■ SET TASK
Copy the rows below word for word, everything from the first row down to and including the row that contains "page-number: 58 [7,412,12,416]".

■ ITEMS
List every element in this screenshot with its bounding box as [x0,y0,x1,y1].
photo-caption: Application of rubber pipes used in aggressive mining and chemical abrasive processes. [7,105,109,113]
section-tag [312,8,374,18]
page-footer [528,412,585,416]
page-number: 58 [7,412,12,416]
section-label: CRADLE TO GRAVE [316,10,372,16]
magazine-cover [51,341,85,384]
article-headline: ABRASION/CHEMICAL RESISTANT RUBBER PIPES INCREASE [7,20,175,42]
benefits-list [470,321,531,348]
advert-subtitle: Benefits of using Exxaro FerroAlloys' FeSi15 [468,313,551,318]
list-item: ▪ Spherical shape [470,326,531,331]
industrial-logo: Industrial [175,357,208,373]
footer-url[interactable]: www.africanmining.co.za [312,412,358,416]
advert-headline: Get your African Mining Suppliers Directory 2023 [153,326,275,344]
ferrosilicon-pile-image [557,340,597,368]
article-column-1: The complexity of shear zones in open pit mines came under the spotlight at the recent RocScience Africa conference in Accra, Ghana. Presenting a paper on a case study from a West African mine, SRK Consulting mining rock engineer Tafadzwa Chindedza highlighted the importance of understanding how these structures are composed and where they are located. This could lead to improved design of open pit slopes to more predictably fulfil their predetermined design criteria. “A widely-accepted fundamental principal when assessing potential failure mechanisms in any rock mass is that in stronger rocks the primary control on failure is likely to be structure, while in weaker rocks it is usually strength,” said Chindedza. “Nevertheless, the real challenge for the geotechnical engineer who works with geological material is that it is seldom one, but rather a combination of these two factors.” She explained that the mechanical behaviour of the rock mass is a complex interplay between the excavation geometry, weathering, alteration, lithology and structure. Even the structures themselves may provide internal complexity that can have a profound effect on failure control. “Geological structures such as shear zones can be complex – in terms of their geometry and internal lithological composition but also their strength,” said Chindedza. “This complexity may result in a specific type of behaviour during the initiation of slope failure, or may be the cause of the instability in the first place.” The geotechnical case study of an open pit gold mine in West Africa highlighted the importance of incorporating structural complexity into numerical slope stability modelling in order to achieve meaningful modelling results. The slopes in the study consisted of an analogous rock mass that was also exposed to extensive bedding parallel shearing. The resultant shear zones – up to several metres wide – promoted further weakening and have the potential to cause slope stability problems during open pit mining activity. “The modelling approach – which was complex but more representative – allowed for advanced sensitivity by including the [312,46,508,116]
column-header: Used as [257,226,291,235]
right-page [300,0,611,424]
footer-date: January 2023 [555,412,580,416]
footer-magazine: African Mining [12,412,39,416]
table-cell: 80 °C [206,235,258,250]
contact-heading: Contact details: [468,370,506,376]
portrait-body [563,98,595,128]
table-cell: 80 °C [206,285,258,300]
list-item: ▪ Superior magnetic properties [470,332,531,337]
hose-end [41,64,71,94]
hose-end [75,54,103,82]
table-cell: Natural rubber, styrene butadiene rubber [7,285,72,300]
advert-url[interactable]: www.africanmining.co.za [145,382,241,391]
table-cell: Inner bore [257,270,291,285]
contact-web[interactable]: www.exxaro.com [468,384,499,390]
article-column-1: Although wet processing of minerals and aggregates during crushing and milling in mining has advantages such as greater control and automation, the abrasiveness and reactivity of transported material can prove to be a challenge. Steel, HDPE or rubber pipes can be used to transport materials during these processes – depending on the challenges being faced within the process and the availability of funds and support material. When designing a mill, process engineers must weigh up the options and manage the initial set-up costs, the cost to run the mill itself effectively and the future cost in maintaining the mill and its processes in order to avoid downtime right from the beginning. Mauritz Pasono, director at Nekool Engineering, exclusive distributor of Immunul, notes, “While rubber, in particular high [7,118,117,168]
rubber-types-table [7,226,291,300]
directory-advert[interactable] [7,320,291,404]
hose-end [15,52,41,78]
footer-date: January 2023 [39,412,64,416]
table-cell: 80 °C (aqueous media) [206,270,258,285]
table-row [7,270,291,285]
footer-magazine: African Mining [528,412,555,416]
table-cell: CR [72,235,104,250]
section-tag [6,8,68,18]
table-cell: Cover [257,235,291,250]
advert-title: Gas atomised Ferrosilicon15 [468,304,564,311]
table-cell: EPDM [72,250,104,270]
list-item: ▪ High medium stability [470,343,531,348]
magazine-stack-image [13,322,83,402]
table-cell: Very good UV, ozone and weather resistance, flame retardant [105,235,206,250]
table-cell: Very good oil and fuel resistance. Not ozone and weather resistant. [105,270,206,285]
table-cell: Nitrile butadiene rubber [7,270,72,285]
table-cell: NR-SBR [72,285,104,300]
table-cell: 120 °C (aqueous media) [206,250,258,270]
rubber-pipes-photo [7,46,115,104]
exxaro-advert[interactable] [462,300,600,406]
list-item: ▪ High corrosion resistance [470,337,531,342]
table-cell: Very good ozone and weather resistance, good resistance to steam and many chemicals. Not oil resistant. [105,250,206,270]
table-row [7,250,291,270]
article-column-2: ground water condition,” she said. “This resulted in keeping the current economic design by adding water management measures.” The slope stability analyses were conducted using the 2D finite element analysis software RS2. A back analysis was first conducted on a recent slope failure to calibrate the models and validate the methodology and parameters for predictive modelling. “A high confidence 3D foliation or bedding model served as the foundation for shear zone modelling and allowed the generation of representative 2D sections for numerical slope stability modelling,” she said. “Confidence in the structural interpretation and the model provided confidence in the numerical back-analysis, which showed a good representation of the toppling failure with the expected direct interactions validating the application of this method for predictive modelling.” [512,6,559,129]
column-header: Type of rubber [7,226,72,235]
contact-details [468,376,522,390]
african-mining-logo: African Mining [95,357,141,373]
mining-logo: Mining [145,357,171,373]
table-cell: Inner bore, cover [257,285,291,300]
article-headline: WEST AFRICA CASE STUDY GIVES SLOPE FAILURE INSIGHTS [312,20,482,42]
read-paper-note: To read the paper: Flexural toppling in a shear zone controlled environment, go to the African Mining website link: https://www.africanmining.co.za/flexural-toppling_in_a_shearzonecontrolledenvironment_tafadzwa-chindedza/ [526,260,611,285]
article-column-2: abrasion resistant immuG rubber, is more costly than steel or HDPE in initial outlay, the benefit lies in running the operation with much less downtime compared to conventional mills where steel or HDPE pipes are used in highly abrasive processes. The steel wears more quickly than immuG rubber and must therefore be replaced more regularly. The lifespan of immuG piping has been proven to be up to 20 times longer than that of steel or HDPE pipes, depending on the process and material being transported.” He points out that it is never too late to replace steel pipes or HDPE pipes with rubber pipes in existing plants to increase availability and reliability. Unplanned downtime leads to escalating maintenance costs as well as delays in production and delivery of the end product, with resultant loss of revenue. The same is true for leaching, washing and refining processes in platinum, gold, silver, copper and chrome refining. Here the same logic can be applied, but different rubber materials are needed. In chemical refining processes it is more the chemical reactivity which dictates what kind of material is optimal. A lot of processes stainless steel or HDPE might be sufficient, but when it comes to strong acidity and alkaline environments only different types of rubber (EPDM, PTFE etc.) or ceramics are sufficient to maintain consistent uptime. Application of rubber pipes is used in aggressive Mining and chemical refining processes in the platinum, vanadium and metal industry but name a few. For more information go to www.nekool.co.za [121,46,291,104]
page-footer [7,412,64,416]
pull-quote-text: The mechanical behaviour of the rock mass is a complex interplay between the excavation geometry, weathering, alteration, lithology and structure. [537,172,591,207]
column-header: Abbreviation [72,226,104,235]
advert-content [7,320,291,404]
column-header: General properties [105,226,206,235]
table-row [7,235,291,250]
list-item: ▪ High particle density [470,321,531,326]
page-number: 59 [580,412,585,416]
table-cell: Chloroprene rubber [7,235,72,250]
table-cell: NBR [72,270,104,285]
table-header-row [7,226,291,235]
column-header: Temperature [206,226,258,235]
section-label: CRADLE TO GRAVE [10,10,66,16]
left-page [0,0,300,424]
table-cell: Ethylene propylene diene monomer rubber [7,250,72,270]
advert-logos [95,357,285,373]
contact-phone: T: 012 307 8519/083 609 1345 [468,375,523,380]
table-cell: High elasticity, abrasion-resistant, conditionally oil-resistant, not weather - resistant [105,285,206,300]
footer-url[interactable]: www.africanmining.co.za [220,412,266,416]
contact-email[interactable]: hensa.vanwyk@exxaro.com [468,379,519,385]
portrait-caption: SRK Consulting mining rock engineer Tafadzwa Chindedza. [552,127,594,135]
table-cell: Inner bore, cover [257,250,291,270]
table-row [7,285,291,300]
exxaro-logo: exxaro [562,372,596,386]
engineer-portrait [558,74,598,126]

■ SOLUTION TO THIS PROBLEM
List every element in this screenshot with its bounding box as [x0,y0,x1,y1].
photo-caption: Application of rubber pipes used in aggressive mining and chemical abrasive processes. [7,105,109,113]
section-tag [312,8,374,18]
page-footer [528,412,585,416]
page-number: 58 [7,412,12,416]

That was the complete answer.